**Goal**
Can you print the data exactly and leave out each image?

::: Material provided

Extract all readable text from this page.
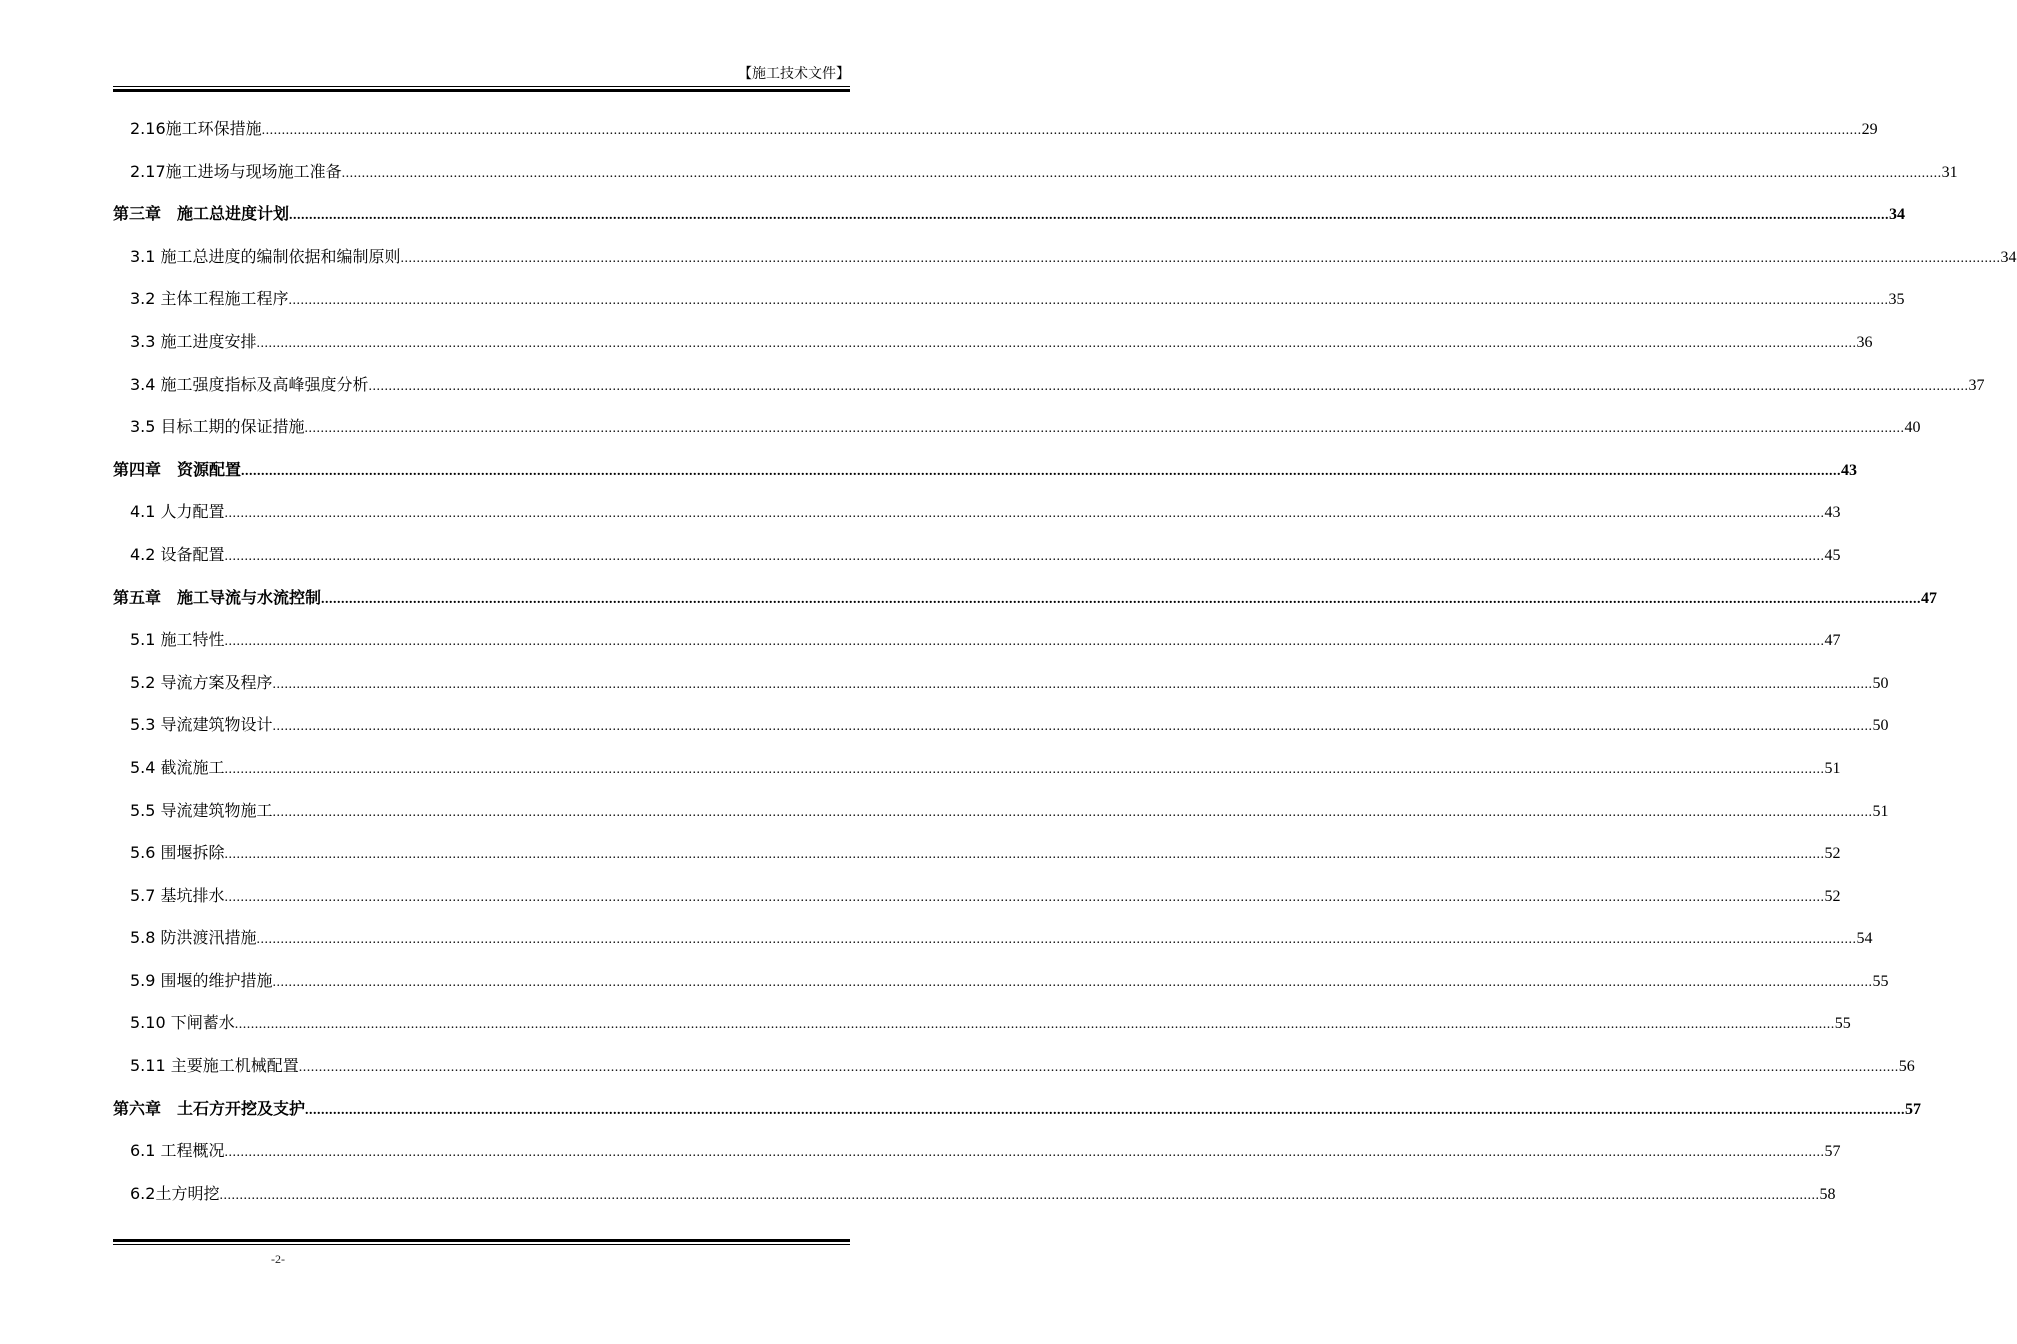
【施工技术文件】
2.16施工环保措施 ................................................................................................................................................................................................................................................................................................................................................................................................................ 29
2.17施工进场与现场施工准备 ................................................................................................................................................................................................................................................................................................................................................................................................................ 31
第三章　施工总进度计划 ................................................................................................................................................................................................................................................................................................................................................................................................................ 34
3.1 施工总进度的编制依据和编制原则 ................................................................................................................................................................................................................................................................................................................................................................................................................ 34
3.2 主体工程施工程序 ................................................................................................................................................................................................................................................................................................................................................................................................................ 35
3.3 施工进度安排 ................................................................................................................................................................................................................................................................................................................................................................................................................ 36
3.4 施工强度指标及高峰强度分析 ................................................................................................................................................................................................................................................................................................................................................................................................................ 37
3.5 目标工期的保证措施 ................................................................................................................................................................................................................................................................................................................................................................................................................ 40
第四章　资源配置 ................................................................................................................................................................................................................................................................................................................................................................................................................ 43
4.1 人力配置 ................................................................................................................................................................................................................................................................................................................................................................................................................ 43
4.2 设备配置 ................................................................................................................................................................................................................................................................................................................................................................................................................ 45
第五章　施工导流与水流控制 ................................................................................................................................................................................................................................................................................................................................................................................................................ 47
5.1 施工特性 ................................................................................................................................................................................................................................................................................................................................................................................................................ 47
5.2 导流方案及程序 ................................................................................................................................................................................................................................................................................................................................................................................................................ 50
5.3 导流建筑物设计 ................................................................................................................................................................................................................................................................................................................................................................................................................ 50
5.4 截流施工 ................................................................................................................................................................................................................................................................................................................................................................................................................ 51
5.5 导流建筑物施工 ................................................................................................................................................................................................................................................................................................................................................................................................................ 51
5.6 围堰拆除 ................................................................................................................................................................................................................................................................................................................................................................................................................ 52
5.7 基坑排水 ................................................................................................................................................................................................................................................................................................................................................................................................................ 52
5.8 防洪渡汛措施 ................................................................................................................................................................................................................................................................................................................................................................................................................ 54
5.9 围堰的维护措施 ................................................................................................................................................................................................................................................................................................................................................................................................................ 55
5.10 下闸蓄水 ................................................................................................................................................................................................................................................................................................................................................................................................................ 55
5.11 主要施工机械配置 ................................................................................................................................................................................................................................................................................................................................................................................................................ 56
第六章　土石方开挖及支护 ................................................................................................................................................................................................................................................................................................................................................................................................................ 57
6.1 工程概况 ................................................................................................................................................................................................................................................................................................................................................................................................................ 57
6.2土方明挖 ................................................................................................................................................................................................................................................................................................................................................................................................................ 58
-2-
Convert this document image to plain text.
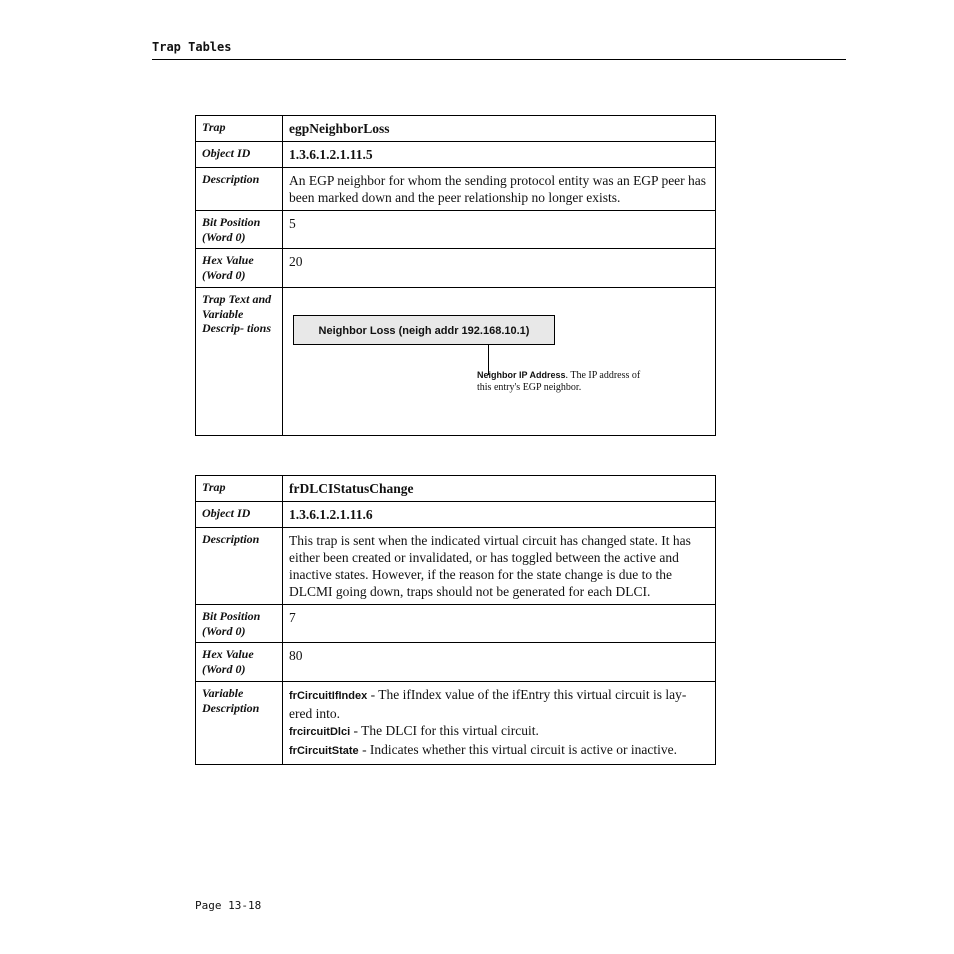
Trap Tables
Trap	egpNeighborLoss
Object ID	1.3.6.1.2.1.11.5
Description	An EGP neighbor for whom the sending protocol entity was an EGP peer has been marked down and the peer relationship no longer exists.
Bit Position (Word 0)	5
Hex Value (Word 0)	20
Trap Text and Variable Descrip- tions	Neighbor Loss (neigh addr 192.168.10.1)
Neighbor IP Address. The IP address of this entry's EGP neighbor.
Trap	frDLCIStatusChange
Object ID	1.3.6.1.2.1.11.6
Description	This trap is sent when the indicated virtual circuit has changed state. It has either been created or invalidated, or has toggled between the active and inactive states. However, if the reason for the state change is due to the DLCMI going down, traps should not be generated for each DLCI.
Bit Position (Word 0)	7
Hex Value (Word 0)	80
Variable Description	frCircuitIfIndex - The ifIndex value of the ifEntry this virtual circuit is lay- ered into.
frcircuitDlci - The DLCI for this virtual circuit.
frCircuitState - Indicates whether this virtual circuit is active or inactive.
Page 13-18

::::::

**Output of the exercise**
Extract all readable text from this page.
【施工技术文件】
2.16施工环保措施 ................................................................................................................................................................................................................................................................................................................................................................................................................ 29
2.17施工进场与现场施工准备 ................................................................................................................................................................................................................................................................................................................................................................................................................ 31
第三章　施工总进度计划 ................................................................................................................................................................................................................................................................................................................................................................................................................ 34
3.1 施工总进度的编制依据和编制原则 ................................................................................................................................................................................................................................................................................................................................................................................................................ 34
3.2 主体工程施工程序 ................................................................................................................................................................................................................................................................................................................................................................................................................ 35
3.3 施工进度安排 ................................................................................................................................................................................................................................................................................................................................................................................................................ 36
3.4 施工强度指标及高峰强度分析 ................................................................................................................................................................................................................................................................................................................................................................................................................ 37
3.5 目标工期的保证措施 ................................................................................................................................................................................................................................................................................................................................................................................................................ 40
第四章　资源配置 ................................................................................................................................................................................................................................................................................................................................................................................................................ 43
4.1 人力配置 ................................................................................................................................................................................................................................................................................................................................................................................................................ 43
4.2 设备配置 ................................................................................................................................................................................................................................................................................................................................................................................................................ 45
第五章　施工导流与水流控制 ................................................................................................................................................................................................................................................................................................................................................................................................................ 47
5.1 施工特性 ................................................................................................................................................................................................................................................................................................................................................................................................................ 47
5.2 导流方案及程序 ................................................................................................................................................................................................................................................................................................................................................................................................................ 50
5.3 导流建筑物设计 ................................................................................................................................................................................................................................................................................................................................................................................................................ 50
5.4 截流施工 ................................................................................................................................................................................................................................................................................................................................................................................................................ 51
5.5 导流建筑物施工 ................................................................................................................................................................................................................................................................................................................................................................................................................ 51
5.6 围堰拆除 ................................................................................................................................................................................................................................................................................................................................................................................................................ 52
5.7 基坑排水 ................................................................................................................................................................................................................................................................................................................................................................................................................ 52
5.8 防洪渡汛措施 ................................................................................................................................................................................................................................................................................................................................................................................................................ 54
5.9 围堰的维护措施 ................................................................................................................................................................................................................................................................................................................................................................................................................ 55
5.10 下闸蓄水 ................................................................................................................................................................................................................................................................................................................................................................................................................ 55
5.11 主要施工机械配置 ................................................................................................................................................................................................................................................................................................................................................................................................................ 56
第六章　土石方开挖及支护 ................................................................................................................................................................................................................................................................................................................................................................................................................ 57
6.1 工程概况 ................................................................................................................................................................................................................................................................................................................................................................................................................ 57
6.2土方明挖 ................................................................................................................................................................................................................................................................................................................................................................................................................ 58
-2-
Convert this document image to plain text.
Trap Tables
Trap	egpNeighborLoss
Object ID	1.3.6.1.2.1.11.5
Description	An EGP neighbor for whom the sending protocol entity was an EGP peer has been marked down and the peer relationship no longer exists.
Bit Position (Word 0)	5
Hex Value (Word 0)	20
Trap Text and Variable Descrip- tions	Neighbor Loss (neigh addr 192.168.10.1)
Neighbor IP Address. The IP address of this entry's EGP neighbor.
Trap	frDLCIStatusChange
Object ID	1.3.6.1.2.1.11.6
Description	This trap is sent when the indicated virtual circuit has changed state. It has either been created or invalidated, or has toggled between the active and inactive states. However, if the reason for the state change is due to the DLCMI going down, traps should not be generated for each DLCI.
Bit Position (Word 0)	7
Hex Value (Word 0)	80
Variable Description	frCircuitIfIndex - The ifIndex value of the ifEntry this virtual circuit is lay- ered into.
frcircuitDlci - The DLCI for this virtual circuit.
frCircuitState - Indicates whether this virtual circuit is active or inactive.
Page 13-18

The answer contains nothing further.